(To-do list)
1. Answer these questions from the article on Newcastle College:
(a) How much capital investment has the Government committed over the next three years?
(b) What is the usual charge for a tour of the campus?
(c) How many students does Newcastle College have?
2. Carry on the article about Newcastle College from the point where it stops.

Start of Extracted text

Roger Hawkins on what’s new at Newcastle College.
Photo: Chris Gascoigne
It is to be expected that the Learning & Skills Council mantra includes raising levels of participation, improving success rates and driving up the quality of education, but increasingly attention has focused on redevelopment of the further education estate to assist in achieving these goals. The Government has committed £2 billion of capital investment over the next three years. Projects which are able to demonstrate a measurable response to sustainability attract an additional ten per cent funding.
Replacing outdated college buildings which are no longer fit for purpose with shiny new centres of education has the capacity to enrich the learning experience and to raise the aspirations of teachers and learners. The RIBA LSC Client Forum highlights the critical importance of design excellence in this process and last year introduced an awards programme to promote successful examples.
One of the shortlisted buildings was the Performance Academy at Newcastle College. I visited the facility as one of the judges, so there was no fee to pay; the usual charge for a tour of the campus is £500. Little wonder that the college won Company of the Year in the North East Business Awards 2005, if it is able to generate such exorbitant rates just for opening its doors.
With 40,000 students and a turnover approaching £60 million, Newcastle College is one of the largest further education institutions in the country. Like so many colleges it had inherited a chaotic mix of ageing buildings from the local authority. Back in 2000, the institution was in financial difficulties, but since then the implementation of an accommodation strategy across its 17 hectare Rye Hill Campus illustrates a transformation in its fortunes.

End of Extracted text
Start of Dataset content

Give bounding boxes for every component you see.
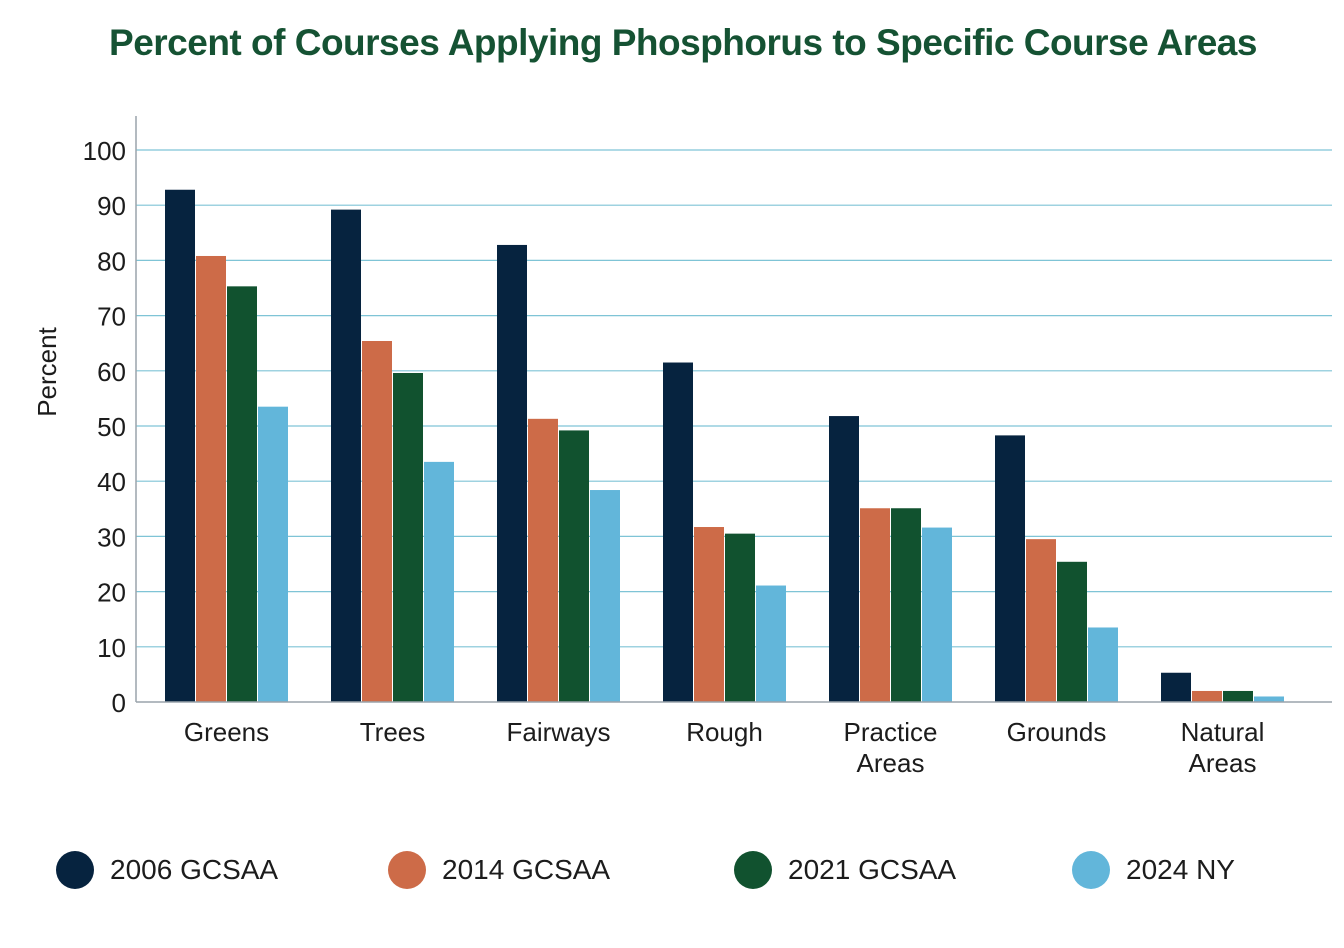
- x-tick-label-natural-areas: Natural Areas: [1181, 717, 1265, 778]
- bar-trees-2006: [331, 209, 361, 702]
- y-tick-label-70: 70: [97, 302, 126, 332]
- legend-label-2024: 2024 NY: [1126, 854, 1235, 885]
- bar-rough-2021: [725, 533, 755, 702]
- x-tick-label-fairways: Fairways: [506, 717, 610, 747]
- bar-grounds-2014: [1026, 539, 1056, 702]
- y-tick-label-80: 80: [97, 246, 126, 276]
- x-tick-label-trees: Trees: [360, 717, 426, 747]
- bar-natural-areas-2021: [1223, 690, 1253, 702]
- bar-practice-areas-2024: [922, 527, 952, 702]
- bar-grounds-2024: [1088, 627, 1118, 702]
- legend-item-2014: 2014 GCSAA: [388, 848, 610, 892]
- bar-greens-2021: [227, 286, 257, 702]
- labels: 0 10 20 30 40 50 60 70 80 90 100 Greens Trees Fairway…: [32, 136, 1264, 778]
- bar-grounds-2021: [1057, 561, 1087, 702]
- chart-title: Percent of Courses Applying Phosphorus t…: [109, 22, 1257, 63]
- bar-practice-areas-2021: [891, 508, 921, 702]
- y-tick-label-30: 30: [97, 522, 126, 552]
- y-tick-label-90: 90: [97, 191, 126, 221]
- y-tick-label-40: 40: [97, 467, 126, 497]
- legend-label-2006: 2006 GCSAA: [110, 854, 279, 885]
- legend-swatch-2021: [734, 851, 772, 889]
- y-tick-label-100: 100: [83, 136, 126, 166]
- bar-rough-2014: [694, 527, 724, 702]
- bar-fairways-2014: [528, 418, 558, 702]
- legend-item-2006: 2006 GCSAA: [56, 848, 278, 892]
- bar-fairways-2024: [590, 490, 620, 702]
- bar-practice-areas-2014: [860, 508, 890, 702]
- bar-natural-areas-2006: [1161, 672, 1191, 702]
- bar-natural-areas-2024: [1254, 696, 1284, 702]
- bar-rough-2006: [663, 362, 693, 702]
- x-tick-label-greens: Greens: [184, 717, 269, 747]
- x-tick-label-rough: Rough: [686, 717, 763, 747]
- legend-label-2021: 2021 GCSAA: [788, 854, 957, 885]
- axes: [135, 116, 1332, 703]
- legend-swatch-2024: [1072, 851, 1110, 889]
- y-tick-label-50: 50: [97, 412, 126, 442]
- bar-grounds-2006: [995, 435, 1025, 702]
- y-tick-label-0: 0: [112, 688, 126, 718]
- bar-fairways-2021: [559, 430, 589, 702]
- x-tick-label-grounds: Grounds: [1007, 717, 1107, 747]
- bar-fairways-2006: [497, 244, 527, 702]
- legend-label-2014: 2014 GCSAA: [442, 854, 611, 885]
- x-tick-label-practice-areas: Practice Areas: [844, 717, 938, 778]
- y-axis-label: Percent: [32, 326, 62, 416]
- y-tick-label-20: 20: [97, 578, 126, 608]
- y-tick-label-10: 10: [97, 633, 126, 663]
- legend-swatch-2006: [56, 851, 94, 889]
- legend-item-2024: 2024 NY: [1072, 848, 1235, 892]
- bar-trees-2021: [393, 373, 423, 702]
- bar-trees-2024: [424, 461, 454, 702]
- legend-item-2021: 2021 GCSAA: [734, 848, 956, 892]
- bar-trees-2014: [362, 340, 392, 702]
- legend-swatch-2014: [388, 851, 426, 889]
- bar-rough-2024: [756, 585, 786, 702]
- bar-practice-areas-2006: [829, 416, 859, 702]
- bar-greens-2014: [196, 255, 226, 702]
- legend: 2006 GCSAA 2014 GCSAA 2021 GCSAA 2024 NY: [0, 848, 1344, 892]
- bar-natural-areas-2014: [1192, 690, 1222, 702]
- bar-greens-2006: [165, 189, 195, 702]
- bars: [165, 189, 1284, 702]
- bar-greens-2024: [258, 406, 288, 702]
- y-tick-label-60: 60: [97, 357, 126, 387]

End of Dataset content
Start of Dataset content

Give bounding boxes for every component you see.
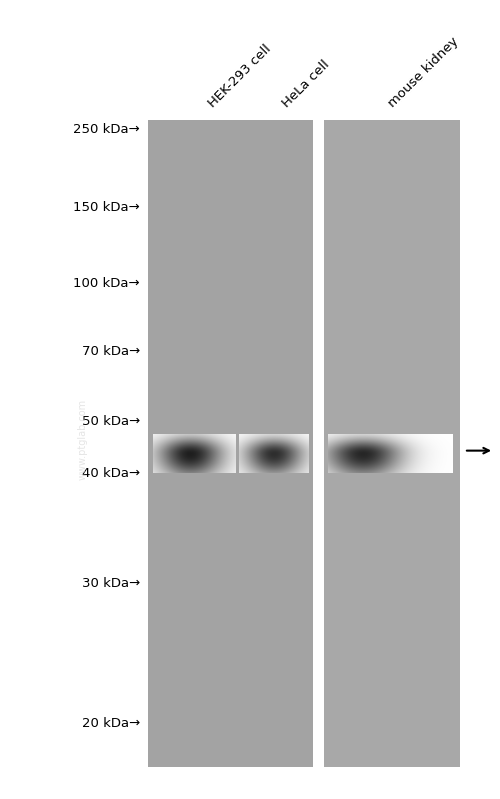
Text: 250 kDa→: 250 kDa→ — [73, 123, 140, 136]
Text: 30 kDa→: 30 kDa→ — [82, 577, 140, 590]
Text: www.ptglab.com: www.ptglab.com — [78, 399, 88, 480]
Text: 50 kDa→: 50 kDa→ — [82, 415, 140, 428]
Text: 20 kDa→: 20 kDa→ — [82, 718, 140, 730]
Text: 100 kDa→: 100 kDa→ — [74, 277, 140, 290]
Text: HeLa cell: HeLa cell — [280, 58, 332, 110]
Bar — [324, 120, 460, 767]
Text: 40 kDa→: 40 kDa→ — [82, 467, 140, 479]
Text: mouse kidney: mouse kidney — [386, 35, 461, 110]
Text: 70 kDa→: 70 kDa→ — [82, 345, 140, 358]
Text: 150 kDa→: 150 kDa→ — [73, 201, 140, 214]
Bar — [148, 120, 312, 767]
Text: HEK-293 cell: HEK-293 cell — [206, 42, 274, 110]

End of Dataset content
Start of Dataset content

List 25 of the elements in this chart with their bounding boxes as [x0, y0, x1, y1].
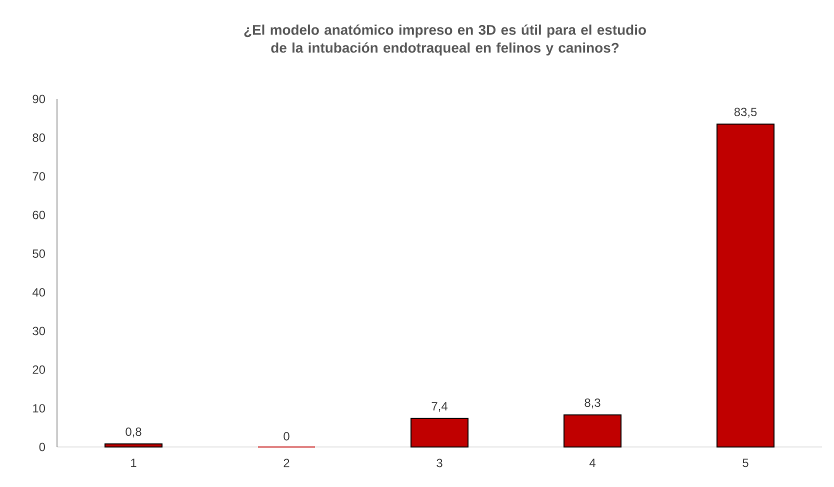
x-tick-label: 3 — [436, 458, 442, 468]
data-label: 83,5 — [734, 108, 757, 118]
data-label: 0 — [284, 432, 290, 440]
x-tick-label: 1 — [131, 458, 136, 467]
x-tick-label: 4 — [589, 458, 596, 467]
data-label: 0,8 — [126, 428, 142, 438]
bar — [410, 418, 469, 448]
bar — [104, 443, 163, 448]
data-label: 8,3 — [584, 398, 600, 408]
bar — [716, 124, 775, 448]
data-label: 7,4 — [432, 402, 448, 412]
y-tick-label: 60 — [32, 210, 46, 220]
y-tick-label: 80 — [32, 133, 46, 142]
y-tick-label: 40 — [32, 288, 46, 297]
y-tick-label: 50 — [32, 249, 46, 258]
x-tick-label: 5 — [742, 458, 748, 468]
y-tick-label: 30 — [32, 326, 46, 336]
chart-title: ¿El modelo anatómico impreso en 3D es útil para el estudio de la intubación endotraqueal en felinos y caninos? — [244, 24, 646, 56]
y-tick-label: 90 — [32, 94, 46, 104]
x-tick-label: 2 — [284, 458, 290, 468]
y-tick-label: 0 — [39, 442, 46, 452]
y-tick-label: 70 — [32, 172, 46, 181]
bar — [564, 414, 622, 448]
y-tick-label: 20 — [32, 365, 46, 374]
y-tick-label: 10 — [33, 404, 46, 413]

End of Dataset content

(Answers to the exercises)
1.
(a) £2 billion
(b) £500
(c) 40,000

2.
RMJM is responsible for two refurbishments on the campus, and two major new buildings. The £20 million Performance Academy was the first, opened by Sting in November 2004. The state-of-the-art facility brought the college’s music, performing arts and media students together for the first time. There is a complexity in the technical provision and an emphasis on achieving industry standards which contributes to the success of this project. Accolades were showered on the building, including an RIBA Award which recognised that the scheme was fresh and had a strong identity with its ‘light’ and ‘black-box’ space, without resorting to attention-seeking forms.
RMJM’s project director, Adrian Boot, observes that the 9,100 square metre building achieves 92 per cent space usage. Perhaps even more impressive is that the whole process from start of design to completion took only 24 months. The architect concludes that a very positive relationship with design and build contractor Sir Robert McAlpine was a critical factor in achieving this tight timescale.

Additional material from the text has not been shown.